[Saved data entries]
*-*-*
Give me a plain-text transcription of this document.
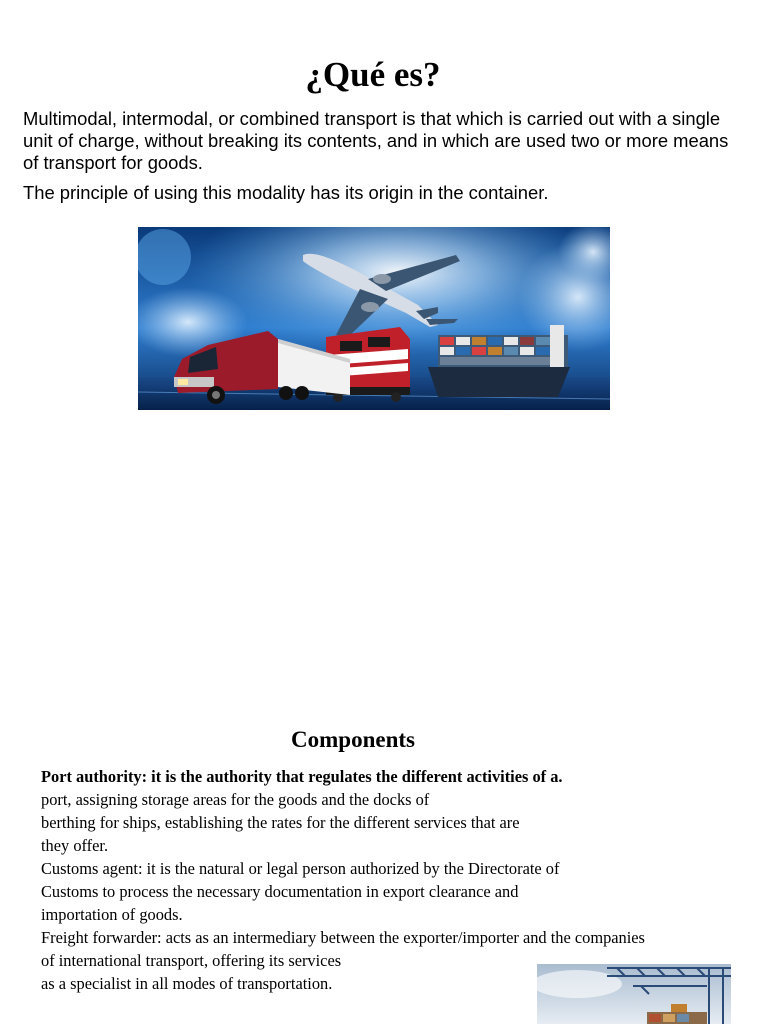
¿Qué es?

Multimodal, intermodal, or combined transport is that which is carried out with a single unit of charge, without breaking its contents, and in which are used two or more means of transport for goods.

The principle of using this modality has its origin in the container.

Components
Port authority: it is the authority that regulates the different activities of a.
port, assigning storage areas for the goods and the docks of
berthing for ships, establishing the rates for the different services that are
they offer.
Customs agent: it is the natural or legal person authorized by the Directorate of
Customs to process the necessary documentation in export clearance and
importation of goods.
Freight forwarder: acts as an intermediary between the exporter/importer and the companies
of international transport, offering its services
as a specialist in all modes of transportation.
*-*-*
INSTRUCTIONS TO FOLLOW:
Print all entries exactly. The images do not belong in the copy.

RESPONSE TO THE TASK:
Give me a plain-text transcription of this document.
¿Qué es?

Multimodal, intermodal, or combined transport is that which is carried out with a single unit of charge, without breaking its contents, and in which are used two or more means of transport for goods.

The principle of using this modality has its origin in the container.

Components
Port authority: it is the authority that regulates the different activities of a.
port, assigning storage areas for the goods and the docks of
berthing for ships, establishing the rates for the different services that are
they offer.
Customs agent: it is the natural or legal person authorized by the Directorate of
Customs to process the necessary documentation in export clearance and
importation of goods.
Freight forwarder: acts as an intermediary between the exporter/importer and the companies
of international transport, offering its services
as a specialist in all modes of transportation.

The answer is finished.